Provided information –

::::::::::

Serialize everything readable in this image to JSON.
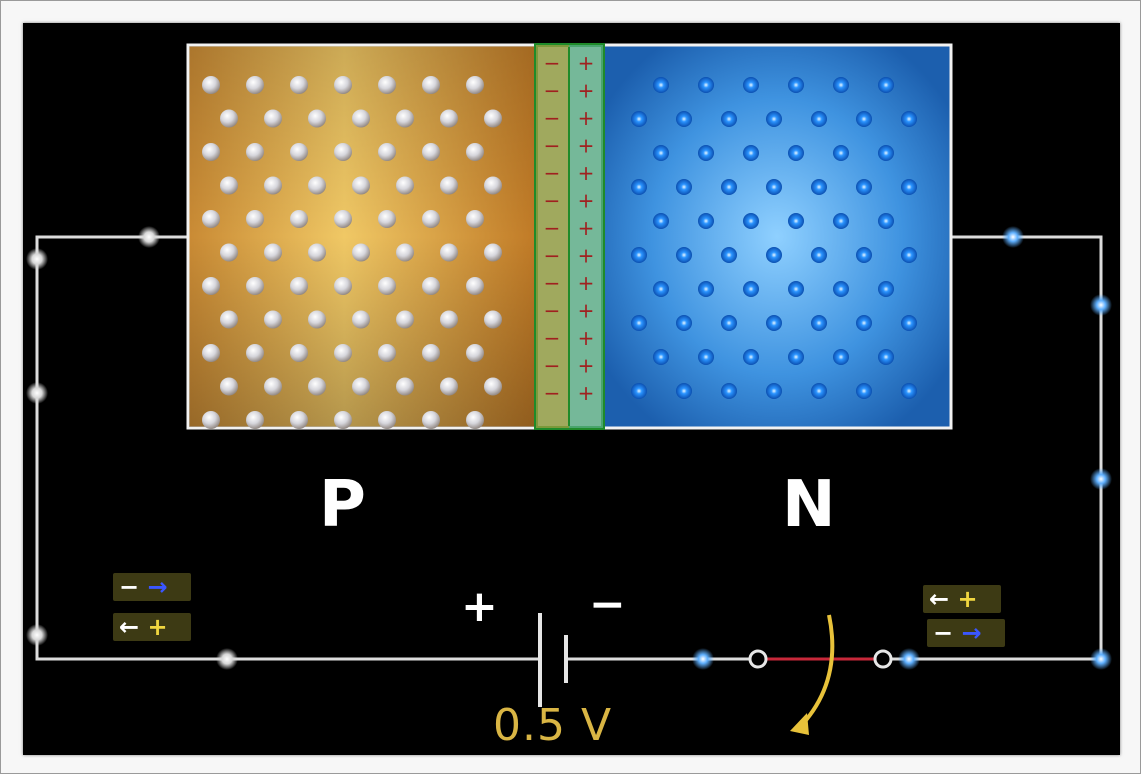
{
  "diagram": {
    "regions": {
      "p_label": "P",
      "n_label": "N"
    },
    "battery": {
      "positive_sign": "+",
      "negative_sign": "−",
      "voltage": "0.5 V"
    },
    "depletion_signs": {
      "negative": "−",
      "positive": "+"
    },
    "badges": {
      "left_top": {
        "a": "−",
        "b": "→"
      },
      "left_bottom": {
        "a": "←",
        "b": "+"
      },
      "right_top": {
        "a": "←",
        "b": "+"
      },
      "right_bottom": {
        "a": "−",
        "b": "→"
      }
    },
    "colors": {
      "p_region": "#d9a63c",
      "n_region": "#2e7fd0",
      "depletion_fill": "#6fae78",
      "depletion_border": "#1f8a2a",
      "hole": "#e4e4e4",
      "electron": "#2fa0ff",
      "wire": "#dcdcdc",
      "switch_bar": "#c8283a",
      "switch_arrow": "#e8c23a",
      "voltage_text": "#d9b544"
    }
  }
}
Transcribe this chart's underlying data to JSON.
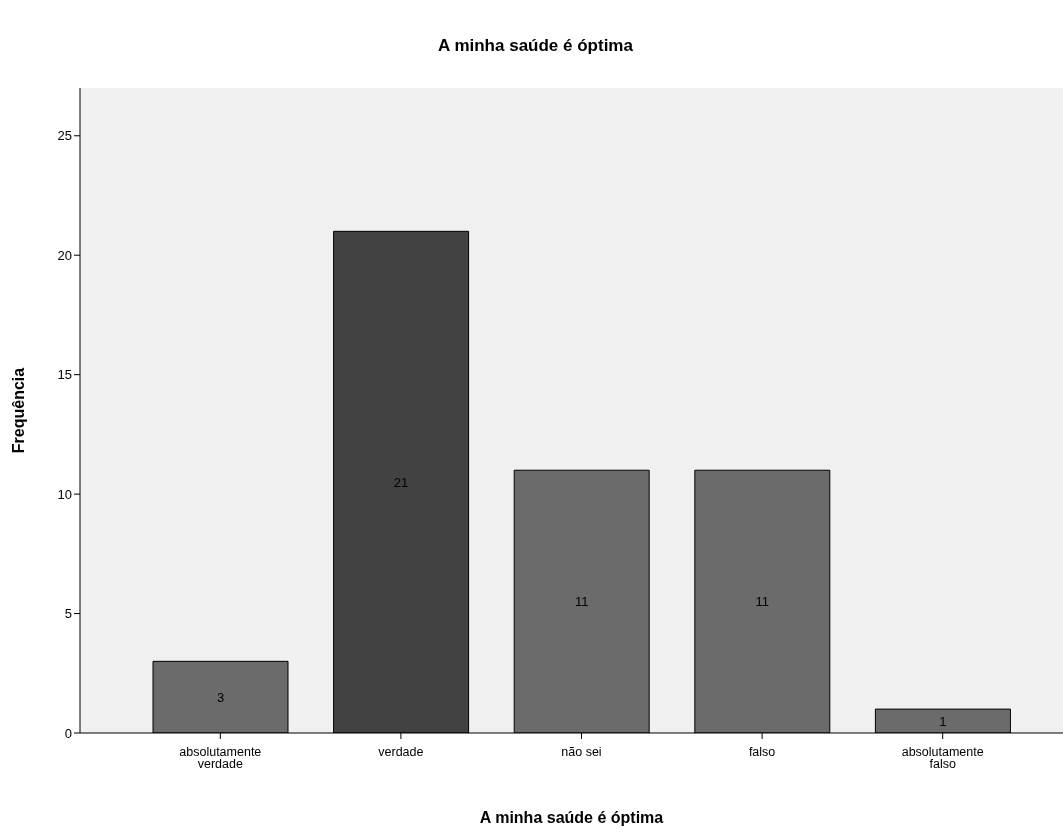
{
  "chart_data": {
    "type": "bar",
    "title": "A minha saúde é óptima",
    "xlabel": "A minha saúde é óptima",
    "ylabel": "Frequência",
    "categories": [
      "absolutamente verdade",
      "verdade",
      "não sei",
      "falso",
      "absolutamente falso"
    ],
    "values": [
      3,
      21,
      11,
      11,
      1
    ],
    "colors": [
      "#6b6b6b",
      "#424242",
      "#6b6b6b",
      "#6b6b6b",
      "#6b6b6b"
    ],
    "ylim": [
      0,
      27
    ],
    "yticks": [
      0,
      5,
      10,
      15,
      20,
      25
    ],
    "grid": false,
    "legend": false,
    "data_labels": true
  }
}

::::::::::

Task directions –
Set down every record once more, word for word, without pictures.

Output for this task –
Serialize everything readable in this image to JSON.
{
  "diagram": {
    "regions": {
      "p_label": "P",
      "n_label": "N"
    },
    "battery": {
      "positive_sign": "+",
      "negative_sign": "−",
      "voltage": "0.5 V"
    },
    "depletion_signs": {
      "negative": "−",
      "positive": "+"
    },
    "badges": {
      "left_top": {
        "a": "−",
        "b": "→"
      },
      "left_bottom": {
        "a": "←",
        "b": "+"
      },
      "right_top": {
        "a": "←",
        "b": "+"
      },
      "right_bottom": {
        "a": "−",
        "b": "→"
      }
    },
    "colors": {
      "p_region": "#d9a63c",
      "n_region": "#2e7fd0",
      "depletion_fill": "#6fae78",
      "depletion_border": "#1f8a2a",
      "hole": "#e4e4e4",
      "electron": "#2fa0ff",
      "wire": "#dcdcdc",
      "switch_bar": "#c8283a",
      "switch_arrow": "#e8c23a",
      "voltage_text": "#d9b544"
    }
  }
}
Transcribe this chart's underlying data to JSON.
{
  "chart_data": {
    "type": "bar",
    "title": "A minha saúde é óptima",
    "xlabel": "A minha saúde é óptima",
    "ylabel": "Frequência",
    "categories": [
      "absolutamente verdade",
      "verdade",
      "não sei",
      "falso",
      "absolutamente falso"
    ],
    "values": [
      3,
      21,
      11,
      11,
      1
    ],
    "colors": [
      "#6b6b6b",
      "#424242",
      "#6b6b6b",
      "#6b6b6b",
      "#6b6b6b"
    ],
    "ylim": [
      0,
      27
    ],
    "yticks": [
      0,
      5,
      10,
      15,
      20,
      25
    ],
    "grid": false,
    "legend": false,
    "data_labels": true
  }
}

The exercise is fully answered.